What the exercise asks ::
Reproduce all of the records exactly.

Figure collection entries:
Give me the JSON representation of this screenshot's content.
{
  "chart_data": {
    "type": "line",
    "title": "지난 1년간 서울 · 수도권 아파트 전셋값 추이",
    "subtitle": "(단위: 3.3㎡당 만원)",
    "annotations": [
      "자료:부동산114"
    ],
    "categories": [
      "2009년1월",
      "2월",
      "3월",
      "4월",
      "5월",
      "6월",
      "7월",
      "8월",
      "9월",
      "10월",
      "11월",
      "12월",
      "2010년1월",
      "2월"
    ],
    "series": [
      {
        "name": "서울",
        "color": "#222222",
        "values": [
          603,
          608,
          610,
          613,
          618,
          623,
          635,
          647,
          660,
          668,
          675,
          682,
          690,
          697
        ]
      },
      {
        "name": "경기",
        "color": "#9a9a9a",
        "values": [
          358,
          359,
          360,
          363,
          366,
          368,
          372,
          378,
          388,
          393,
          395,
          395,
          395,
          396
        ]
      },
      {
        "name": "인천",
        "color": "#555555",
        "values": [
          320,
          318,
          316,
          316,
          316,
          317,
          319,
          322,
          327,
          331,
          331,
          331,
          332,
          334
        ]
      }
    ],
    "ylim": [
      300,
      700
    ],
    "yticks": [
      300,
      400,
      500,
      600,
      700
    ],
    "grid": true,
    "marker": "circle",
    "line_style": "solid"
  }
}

Output for this exercise ::
Give me the JSON representation of this screenshot's content.
{
  "chart_data": {
    "type": "line",
    "title": "지난 1년간 서울 · 수도권 아파트 전셋값 추이",
    "subtitle": "(단위: 3.3㎡당 만원)",
    "annotations": [
      "자료:부동산114"
    ],
    "categories": [
      "2009년1월",
      "2월",
      "3월",
      "4월",
      "5월",
      "6월",
      "7월",
      "8월",
      "9월",
      "10월",
      "11월",
      "12월",
      "2010년1월",
      "2월"
    ],
    "series": [
      {
        "name": "서울",
        "color": "#222222",
        "values": [
          603,
          608,
          610,
          613,
          618,
          623,
          635,
          647,
          660,
          668,
          675,
          682,
          690,
          697
        ]
      },
      {
        "name": "경기",
        "color": "#9a9a9a",
        "values": [
          358,
          359,
          360,
          363,
          366,
          368,
          372,
          378,
          388,
          393,
          395,
          395,
          395,
          396
        ]
      },
      {
        "name": "인천",
        "color": "#555555",
        "values": [
          320,
          318,
          316,
          316,
          316,
          317,
          319,
          322,
          327,
          331,
          331,
          331,
          332,
          334
        ]
      }
    ],
    "ylim": [
      300,
      700
    ],
    "yticks": [
      300,
      400,
      500,
      600,
      700
    ],
    "grid": true,
    "marker": "circle",
    "line_style": "solid"
  }
}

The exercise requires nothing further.